Metin Bölümü =>
========================================================================

Berat ÖZİPEK
“Şimdi muhaliflerimizin tek bir ümidi kalmıştır. O da ikimizin kavga etmesi.”
1930’larda Mustafa Kemal’in İsmet Paşa’ya böyle söylediği rivayet edilir.
O yıllarda muhalif olanların böyle düşünmesi anlaşılabilir bir durumdu. Çünkü Tek parti diktatörlüğünde serbest seçimler yoktu ve iktidarın seçim yoluyla değişmesi mümkün değildi.
Bugün iktidarın seçimle değişmesi mümkün. Ama bugün de kendi kronik kifayetsizliğinden dolayı iktidarı daha ileri bir noktadan eleştiremeyen ve dolayısıyla halktan bir türlü iktidar vizesi alamayan CHP-MHP eksenindeki muhalefet, bütün ümidini Erdoğan ile Davutoğlu’nun kavga etmesine bağlamış görünüyor.
Peki bu olur mu?
Muhalefet Erdoğan ve Davutoğlu’nu kavga ettirip AK Parti’yi bölmeyi başarabilir mi?
Kolay sorudan başlayayım: Muhalefetin bunu başarma ihtimali çok düşük. CHP liderinin “boynunuza davulu astılar, tokmak yukarıdaki birisinin elinde… o sizin işinize karışıyor” gibi sözleri, Davutoğlu’nu dolduruşa getirmeye yetmez.
Peki muhalefetin bir türlü yenemediği iktidar partisi, kendi kendisine yenilebilir mi? Onca yıl kader birliği etmiş iki lider bir şekilde kavga edip, her şeyi tarumar edebilirler mi?
Evet, edebilirler. En azından bu imkânsız değil.
Siyasi tarih en yüce ülkülerle yola çıkıp, çok badireler atlatıp, denizler deryalar aşıp, iktidar paylaşımı yüzünden kavga eden kahramanlarla doludur.
Ve bu yüzden yarıda kalıp, ona umut bağlayanları daha kötü bir noktaya düşüren devrimlerle.
İki liderin hikâyesi: Roosevelt ve Taft
İkisi de Cumhuriyetçi Parti’dendi. Yani Amerika’nın muhafazakâr partisinden. Aralarında çok sıcak bir dostluk vardı. Birbirlerine yazdıkları mektuplar bugünkü ölçülerle okunacak olsa, yanlış anlaşılabilecek kadar sevgi doluydu.
Theodore Roosevelt, 1901’de başkan olunca William Howard Taft’i önemli görevlerde yanında tuttu. Yıllar içinde gayet uyumlu çalıştılar ve dostlukları da devam etti. Öyle ki, iki dönem başkanlık yapan Roosevelt, 1908’de üçüncü kez aday olmaktansa, ki o dönemde bu mümkündü, dostu Taft’i aday göstermeyi tercih etti ve bununla da yetinmeyip, onun seçim kampanyasında aktif olarak çalıştı. Ve sonuçta seçim kazanıldı.

========================================================================

Görev Listesi =>
1 > Metnin "1930’larda Mustafa Kemal’in" ifadesinden "bölmeyi başarabilir mi?" ifadesine kadar uzanan kısmını aynen aktarın.
2 > Metne göre Roosevelt, 1908'de üçüncü kez aday olmak yerine ne yapmayı tercih etti?
3 > Aşağıdaki ifadelerin metinle örtüşüp örtüşmediğini belirtin ve her biri için karara esas olan metin ifadesini aynen alıntılayın: (a) Roosevelt ile Taft Demokrat Parti'dendi. (b) Muhalefetin AK Parti'yi bölmeyi başarma ihtimali çok düşük görülüyor. (c) O dönemde Roosevelt'in üçüncü kez aday olması mümkündü.
Cevap verirken yalnızca metindeki bilgilere dayanın.

Veri Kayıtları =>
========================================================================

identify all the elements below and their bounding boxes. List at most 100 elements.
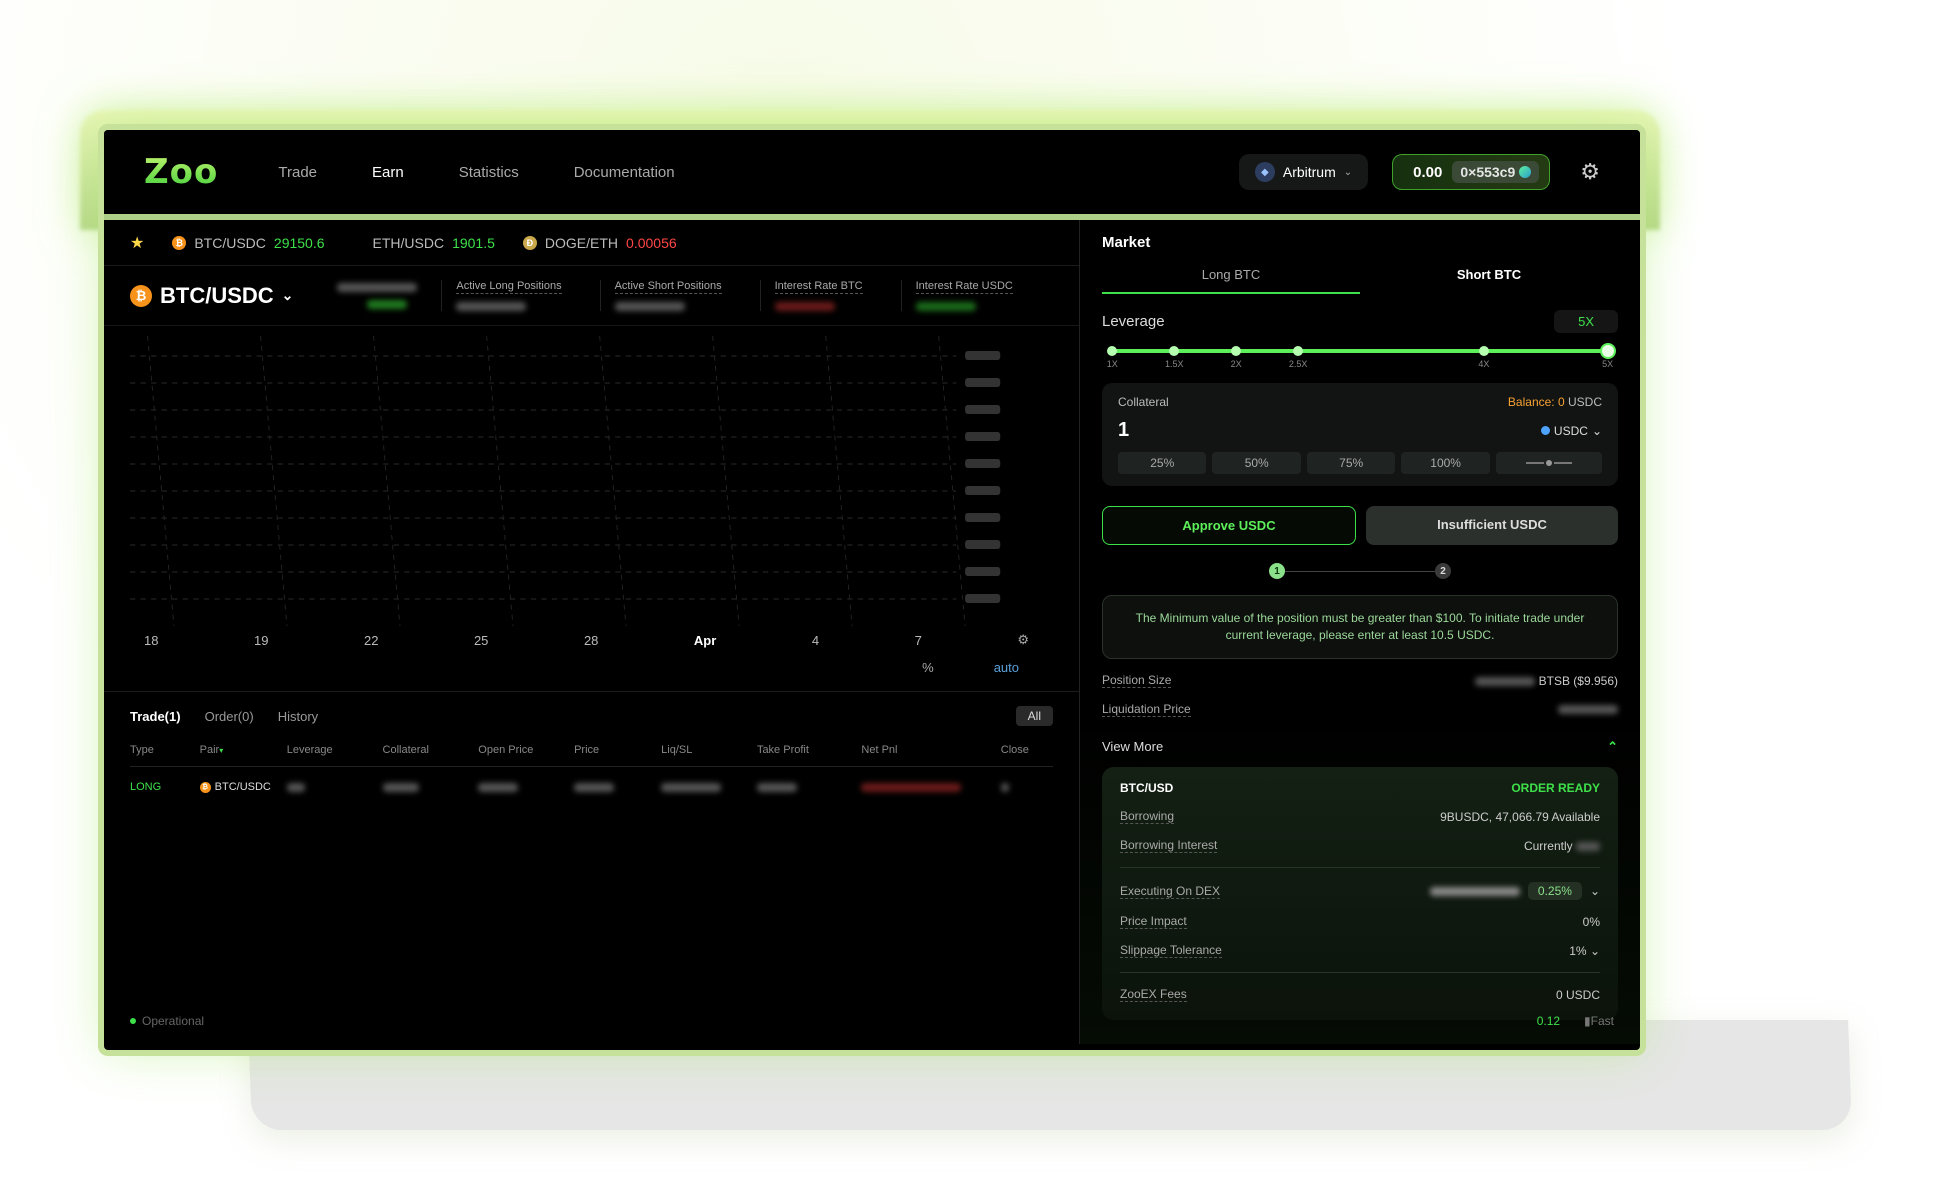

========================================================================

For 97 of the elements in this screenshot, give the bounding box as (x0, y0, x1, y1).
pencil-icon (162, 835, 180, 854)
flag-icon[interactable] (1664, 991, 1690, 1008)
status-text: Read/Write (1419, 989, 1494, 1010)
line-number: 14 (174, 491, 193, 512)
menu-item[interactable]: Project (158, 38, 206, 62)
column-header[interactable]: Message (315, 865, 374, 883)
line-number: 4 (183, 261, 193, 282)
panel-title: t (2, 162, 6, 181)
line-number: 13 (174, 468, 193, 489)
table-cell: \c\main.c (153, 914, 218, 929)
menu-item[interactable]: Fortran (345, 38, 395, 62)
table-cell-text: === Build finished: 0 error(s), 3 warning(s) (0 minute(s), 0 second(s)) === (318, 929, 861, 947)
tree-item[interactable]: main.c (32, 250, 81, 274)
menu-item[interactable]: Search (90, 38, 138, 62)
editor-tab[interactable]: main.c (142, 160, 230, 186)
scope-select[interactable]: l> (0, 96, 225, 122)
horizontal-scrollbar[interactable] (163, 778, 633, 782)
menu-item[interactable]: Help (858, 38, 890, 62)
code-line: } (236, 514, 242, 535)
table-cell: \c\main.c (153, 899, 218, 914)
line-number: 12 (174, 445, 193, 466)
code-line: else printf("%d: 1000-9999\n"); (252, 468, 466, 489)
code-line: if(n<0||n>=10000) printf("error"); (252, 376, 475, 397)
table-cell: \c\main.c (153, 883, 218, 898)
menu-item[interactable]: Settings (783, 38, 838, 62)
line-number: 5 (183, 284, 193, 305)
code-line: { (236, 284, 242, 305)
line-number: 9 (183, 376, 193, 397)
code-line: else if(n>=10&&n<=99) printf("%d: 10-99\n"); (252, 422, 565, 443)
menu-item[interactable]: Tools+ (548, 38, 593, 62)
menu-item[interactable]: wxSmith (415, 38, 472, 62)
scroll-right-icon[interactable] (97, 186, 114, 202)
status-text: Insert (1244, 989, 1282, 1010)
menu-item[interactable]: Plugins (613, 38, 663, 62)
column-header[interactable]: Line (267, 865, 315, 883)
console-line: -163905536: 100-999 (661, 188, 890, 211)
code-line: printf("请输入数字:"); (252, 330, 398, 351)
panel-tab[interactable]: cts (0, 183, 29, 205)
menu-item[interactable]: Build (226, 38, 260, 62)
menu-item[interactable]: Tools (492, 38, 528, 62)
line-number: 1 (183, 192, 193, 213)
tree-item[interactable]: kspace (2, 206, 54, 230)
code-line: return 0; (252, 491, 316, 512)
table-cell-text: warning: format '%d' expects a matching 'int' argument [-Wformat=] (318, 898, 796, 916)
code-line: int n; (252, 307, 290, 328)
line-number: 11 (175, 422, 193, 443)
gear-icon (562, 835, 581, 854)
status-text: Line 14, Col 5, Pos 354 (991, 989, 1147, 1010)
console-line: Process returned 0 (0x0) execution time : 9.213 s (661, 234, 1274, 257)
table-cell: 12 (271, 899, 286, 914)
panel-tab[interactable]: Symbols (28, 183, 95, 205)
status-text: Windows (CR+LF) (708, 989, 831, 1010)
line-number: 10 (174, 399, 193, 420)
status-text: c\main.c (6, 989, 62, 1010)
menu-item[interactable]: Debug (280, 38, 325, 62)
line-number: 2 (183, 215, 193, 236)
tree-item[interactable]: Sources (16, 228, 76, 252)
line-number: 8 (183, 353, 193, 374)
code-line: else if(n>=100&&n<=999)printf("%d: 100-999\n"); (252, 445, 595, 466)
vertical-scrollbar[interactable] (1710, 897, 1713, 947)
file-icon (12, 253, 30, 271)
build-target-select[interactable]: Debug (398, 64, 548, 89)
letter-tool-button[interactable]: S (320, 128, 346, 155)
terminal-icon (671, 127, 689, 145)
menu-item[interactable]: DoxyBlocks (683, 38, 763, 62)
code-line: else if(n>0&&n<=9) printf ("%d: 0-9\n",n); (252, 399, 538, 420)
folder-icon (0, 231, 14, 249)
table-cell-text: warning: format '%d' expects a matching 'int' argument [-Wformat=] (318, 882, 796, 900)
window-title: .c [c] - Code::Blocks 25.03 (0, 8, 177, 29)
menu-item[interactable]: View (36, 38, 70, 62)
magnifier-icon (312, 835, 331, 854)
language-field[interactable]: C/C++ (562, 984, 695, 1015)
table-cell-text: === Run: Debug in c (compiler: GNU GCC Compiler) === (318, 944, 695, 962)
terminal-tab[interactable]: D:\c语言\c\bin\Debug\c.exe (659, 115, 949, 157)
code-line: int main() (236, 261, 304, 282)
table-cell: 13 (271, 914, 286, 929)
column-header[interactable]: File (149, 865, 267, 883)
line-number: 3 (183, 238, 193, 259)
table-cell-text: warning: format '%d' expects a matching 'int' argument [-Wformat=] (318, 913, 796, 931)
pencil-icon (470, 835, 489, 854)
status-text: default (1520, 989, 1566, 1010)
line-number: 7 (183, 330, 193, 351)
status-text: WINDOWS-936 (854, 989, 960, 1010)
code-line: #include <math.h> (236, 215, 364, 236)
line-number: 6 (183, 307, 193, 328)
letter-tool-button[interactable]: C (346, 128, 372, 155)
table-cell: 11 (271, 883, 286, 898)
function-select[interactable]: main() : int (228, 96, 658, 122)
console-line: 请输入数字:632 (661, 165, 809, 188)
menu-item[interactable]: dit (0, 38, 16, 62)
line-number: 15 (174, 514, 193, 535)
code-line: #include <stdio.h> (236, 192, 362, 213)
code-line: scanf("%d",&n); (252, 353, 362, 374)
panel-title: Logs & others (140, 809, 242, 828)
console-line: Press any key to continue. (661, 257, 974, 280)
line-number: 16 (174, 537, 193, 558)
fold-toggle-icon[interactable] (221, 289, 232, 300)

========================================================================

Yazılı Cevaplar =>
1 >
1930’larda Mustafa Kemal’in İsmet Paşa’ya böyle söylediği rivayet edilir.
O yıllarda muhalif olanların böyle düşünmesi anlaşılabilir bir durumdu. Çünkü Tek parti diktatörlüğünde serbest seçimler yoktu ve iktidarın seçim yoluyla değişmesi mümkün değildi.
Bugün iktidarın seçimle değişmesi mümkün. Ama bugün de kendi kronik kifayetsizliğinden dolayı iktidarı daha ileri bir noktadan eleştiremeyen ve dolayısıyla halktan bir türlü iktidar vizesi alamayan CHP-MHP eksenindeki muhalefet, bütün ümidini Erdoğan ile Davutoğlu’nun kavga etmesine bağlamış görünüyor.
Peki bu olur mu?
Muhalefet Erdoğan ve Davutoğlu’nu kavga ettirip AK Parti’yi bölmeyi başarabilir mi?

2 > Dostu Taft'i aday göstermeyi tercih etti.

3 >
(a) Hayır: "İkisi de Cumhuriyetçi Parti’dendi."
(b) Evet: "Muhalefetin bunu başarma ihtimali çok düşük."
(c) Evet: "ki o dönemde bu mümkündü"